Work to do:
Extract every line that contains the string "icon".

>> start

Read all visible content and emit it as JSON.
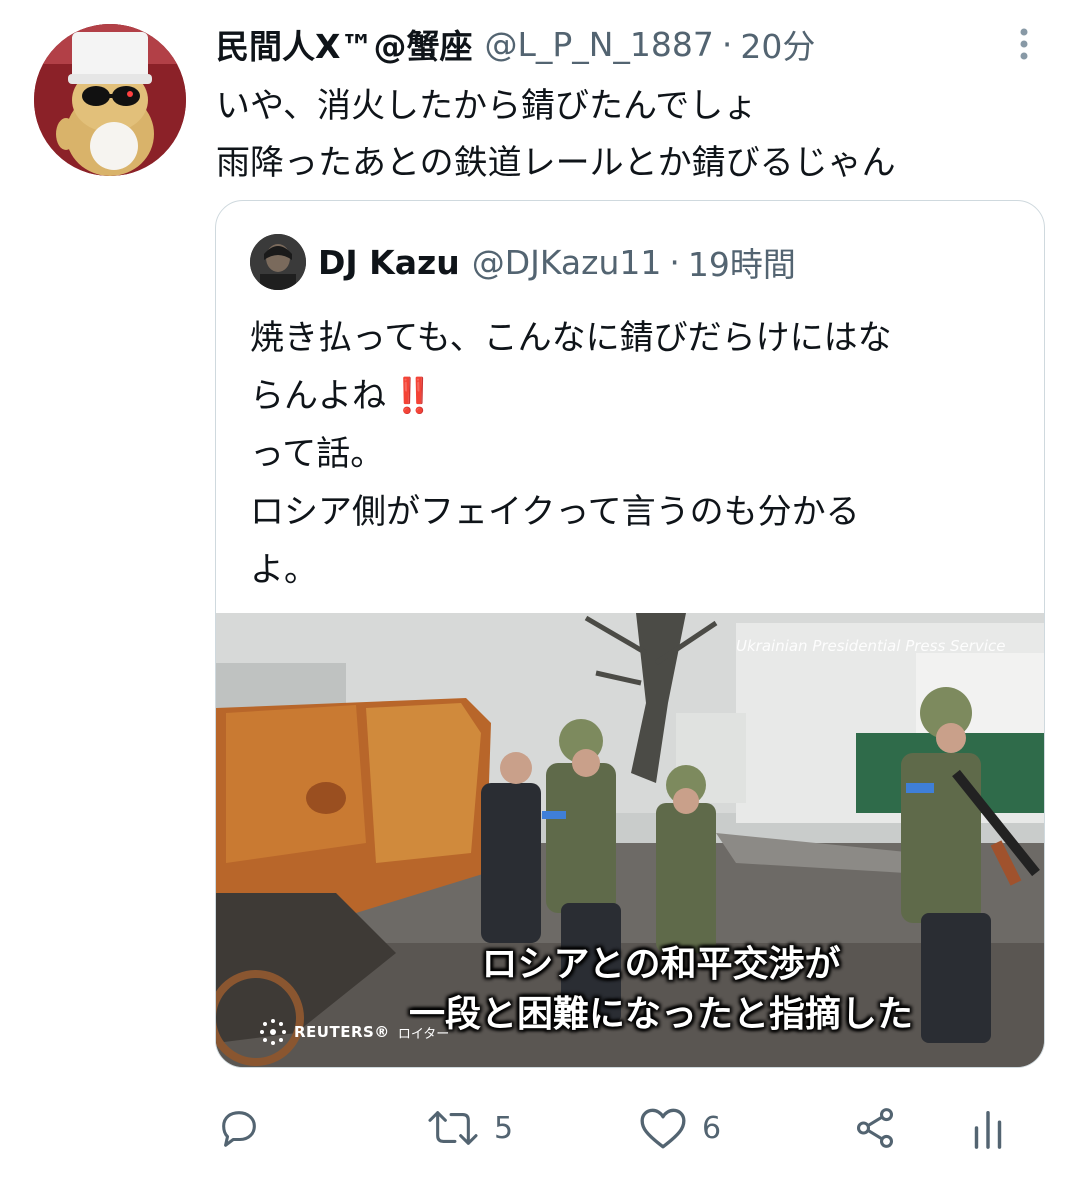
{
  "tweet": {
    "author_name": "民間人X™@蟹座",
    "author_handle": "@L_P_N_1887",
    "separator": "·",
    "time": "20分",
    "text_lines": [
      "いや、消火したから錆びたんでしょ",
      "雨降ったあとの鉄道レールとか錆びるじゃん"
    ]
  },
  "quote": {
    "author_name": "DJ Kazu",
    "author_handle": "@DJKazu11",
    "separator": "·",
    "time": "19時間",
    "text_lines": [
      "焼き払っても、こんなに錆びだらけにはな",
      "らんよね",
      "って話。",
      "ロシア側がフェイクって言うのも分かる",
      "よ。"
    ],
    "emphasis": "‼️",
    "media": {
      "subtitle_line1": "ロシアとの和平交渉が",
      "subtitle_line2": "一段と困難になったと指摘した",
      "watermark": "Ukrainian Presidential Press Service",
      "source_brand": "REUTERS®",
      "source_jp": "ロイター"
    }
  },
  "actions": {
    "reply_icon": "reply-icon",
    "retweet_icon": "retweet-icon",
    "retweet_count": "5",
    "like_icon": "heart-icon",
    "like_count": "6",
    "share_icon": "share-icon",
    "analytics_icon": "analytics-icon"
  },
  "colors": {
    "text": "#0f1419",
    "secondary": "#536471",
    "border": "#cfd9de",
    "emphasis": "#e0245e"
  }
}
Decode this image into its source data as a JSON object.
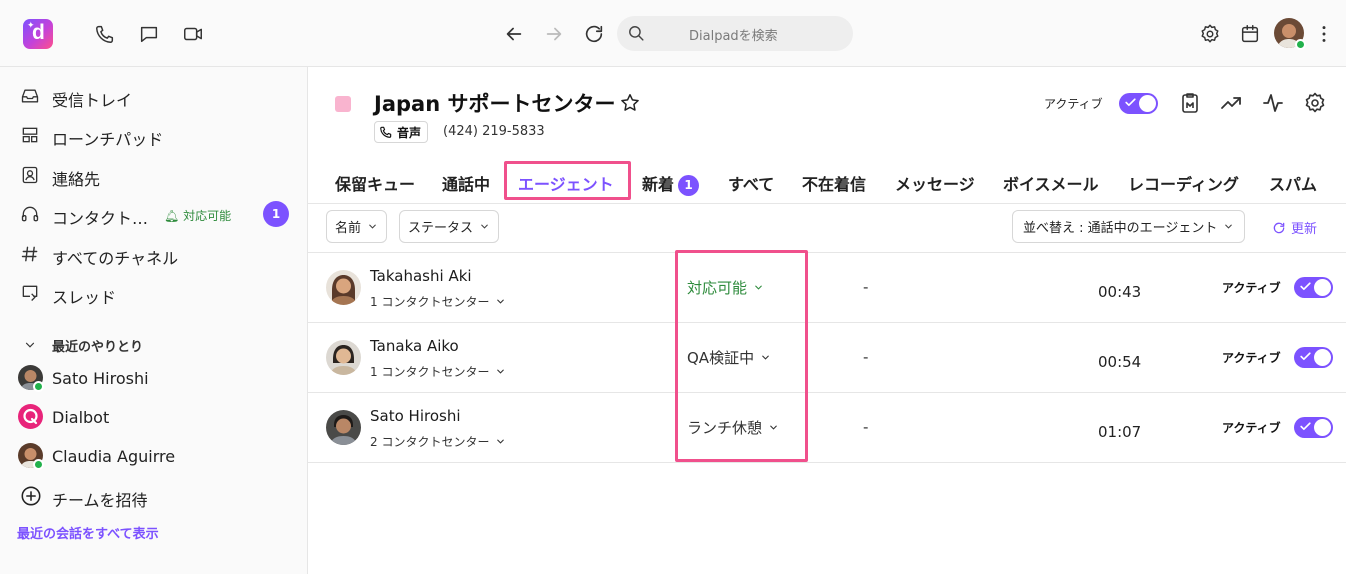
{
  "header": {
    "search_placeholder": "Dialpadを検索"
  },
  "sidebar": {
    "items": [
      {
        "label": "受信トレイ",
        "icon": "inbox-icon"
      },
      {
        "label": "ローンチパッド",
        "icon": "launchpad-icon"
      },
      {
        "label": "連絡先",
        "icon": "contacts-icon"
      },
      {
        "label": "コンタクト…",
        "icon": "headset-icon",
        "status": "対応可能",
        "badge": "1"
      },
      {
        "label": "すべてのチャネル",
        "icon": "hash-icon"
      },
      {
        "label": "スレッド",
        "icon": "threads-icon"
      }
    ],
    "recent_title": "最近のやりとり",
    "recent": [
      {
        "name": "Sato Hiroshi",
        "online": true
      },
      {
        "name": "Dialbot",
        "online": false
      },
      {
        "name": "Claudia Aguirre",
        "online": true
      }
    ],
    "invite_label": "チームを招待",
    "see_all_label": "最近の会話をすべて表示"
  },
  "main": {
    "title": "Japan サポートセンター",
    "swatch_color": "#f9b4cf",
    "voice_label": "音声",
    "phone_number": "(424) 219-5833",
    "active_label": "アクティブ",
    "tabs": [
      {
        "label": "保留キュー"
      },
      {
        "label": "通話中"
      },
      {
        "label": "エージェント",
        "active": true
      },
      {
        "label": "新着",
        "badge": "1"
      },
      {
        "label": "すべて"
      },
      {
        "label": "不在着信"
      },
      {
        "label": "メッセージ"
      },
      {
        "label": "ボイスメール"
      },
      {
        "label": "レコーディング"
      },
      {
        "label": "スパム"
      }
    ],
    "filters": {
      "name_label": "名前",
      "status_label": "ステータス",
      "sort_label": "並べ替え : 通話中のエージェント",
      "refresh_label": "更新"
    },
    "agents": [
      {
        "name": "Takahashi Aki",
        "contact_centers": "1 コンタクトセンター",
        "status": "対応可能",
        "status_color": "#2e8b3c",
        "call": "-",
        "time": "00:43",
        "active_label": "アクティブ"
      },
      {
        "name": "Tanaka Aiko",
        "contact_centers": "1 コンタクトセンター",
        "status": "QA検証中",
        "status_color": "#333333",
        "call": "-",
        "time": "00:54",
        "active_label": "アクティブ"
      },
      {
        "name": "Sato Hiroshi",
        "contact_centers": "2 コンタクトセンター",
        "status": "ランチ休憩",
        "status_color": "#333333",
        "call": "-",
        "time": "01:07",
        "active_label": "アクティブ"
      }
    ]
  },
  "colors": {
    "accent": "#7c52ff",
    "highlight": "#f0508c",
    "available": "#2e8b3c"
  }
}
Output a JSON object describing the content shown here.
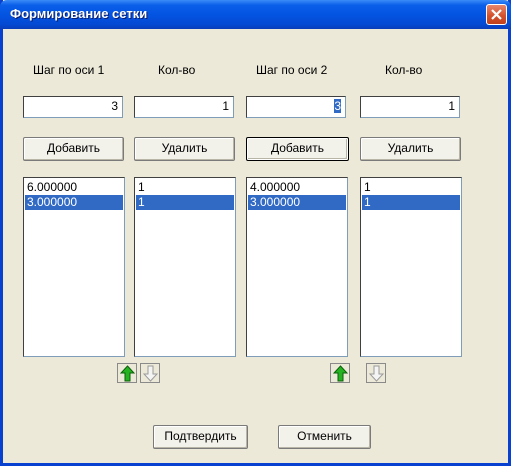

>> end

Task answer:
    "reply_icon": "reply-icon",
    "retweet_icon": "retweet-icon",
    "like_icon": "heart-icon",
    "share_icon": "share-icon",
    "analytics_icon": "analytics-icon"
        "icon": "inbox-icon"
        "icon": "launchpad-icon"
        "icon": "contacts-icon"
        "icon": "headset-icon",
        "icon": "hash-icon"
        "icon": "threads-icon"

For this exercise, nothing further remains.